▶ [SET PROBLEM]:
Only the lines starting at the one that contains "What data populates" and running to the end should be repeated, exactly as written.

▶ [RECORDS SUPPLIED]:
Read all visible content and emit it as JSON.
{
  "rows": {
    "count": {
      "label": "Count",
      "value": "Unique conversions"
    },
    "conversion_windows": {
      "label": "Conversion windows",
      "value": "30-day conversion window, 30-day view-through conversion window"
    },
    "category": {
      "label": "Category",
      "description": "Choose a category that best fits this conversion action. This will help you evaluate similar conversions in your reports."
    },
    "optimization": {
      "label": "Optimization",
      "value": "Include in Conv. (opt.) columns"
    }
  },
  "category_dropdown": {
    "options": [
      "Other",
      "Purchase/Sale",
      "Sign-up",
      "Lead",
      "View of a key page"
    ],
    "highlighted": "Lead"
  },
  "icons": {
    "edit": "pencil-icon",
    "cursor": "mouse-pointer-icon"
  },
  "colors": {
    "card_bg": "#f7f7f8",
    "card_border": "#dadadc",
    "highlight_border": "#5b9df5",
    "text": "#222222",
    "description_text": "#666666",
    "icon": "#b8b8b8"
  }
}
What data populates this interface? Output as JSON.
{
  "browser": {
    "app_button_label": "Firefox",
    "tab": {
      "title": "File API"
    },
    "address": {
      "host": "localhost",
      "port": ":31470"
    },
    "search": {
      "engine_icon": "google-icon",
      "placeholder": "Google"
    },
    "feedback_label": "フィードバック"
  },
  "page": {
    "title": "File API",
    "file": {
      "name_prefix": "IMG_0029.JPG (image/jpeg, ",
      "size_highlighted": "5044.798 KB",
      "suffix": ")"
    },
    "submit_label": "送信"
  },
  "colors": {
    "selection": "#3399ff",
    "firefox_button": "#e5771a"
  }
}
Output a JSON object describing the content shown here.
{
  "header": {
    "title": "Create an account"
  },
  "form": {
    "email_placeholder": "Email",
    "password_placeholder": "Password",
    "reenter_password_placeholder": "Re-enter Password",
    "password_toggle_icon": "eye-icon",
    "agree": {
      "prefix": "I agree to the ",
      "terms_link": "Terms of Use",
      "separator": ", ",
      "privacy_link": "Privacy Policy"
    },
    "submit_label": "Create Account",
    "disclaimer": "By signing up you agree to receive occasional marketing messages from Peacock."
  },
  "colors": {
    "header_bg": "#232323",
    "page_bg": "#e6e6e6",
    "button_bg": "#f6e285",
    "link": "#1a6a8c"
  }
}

▶ [RESPONSE TO THE EXERCISE]:
What data populates this interface? Output as JSON.
{
  "browser": {
    "app_button_label": "Firefox",
    "tab": {
      "title": "File API"
    },
    "address": {
      "host": "localhost",
      "port": ":31470"
    },
    "search": {
      "engine_icon": "google-icon",
      "placeholder": "Google"
    },
    "feedback_label": "フィードバック"
  },
  "page": {
    "title": "File API",
    "file": {
      "name_prefix": "IMG_0029.JPG (image/jpeg, ",
      "size_highlighted": "5044.798 KB",
      "suffix": ")"
    },
    "submit_label": "送信"
  },
  "colors": {
    "selection": "#3399ff",
    "firefox_button": "#e5771a"
  }
}
Output a JSON object describing the content shown here.
{
  "header": {
    "title": "Create an account"
  },
  "form": {
    "email_placeholder": "Email",
    "password_placeholder": "Password",
    "reenter_password_placeholder": "Re-enter Password",
    "password_toggle_icon": "eye-icon",
    "agree": {
      "prefix": "I agree to the ",
      "terms_link": "Terms of Use",
      "separator": ", ",
      "privacy_link": "Privacy Policy"
    },
    "submit_label": "Create Account",
    "disclaimer": "By signing up you agree to receive occasional marketing messages from Peacock."
  },
  "colors": {
    "header_bg": "#232323",
    "page_bg": "#e6e6e6",
    "button_bg": "#f6e285",
    "link": "#1a6a8c"
  }
}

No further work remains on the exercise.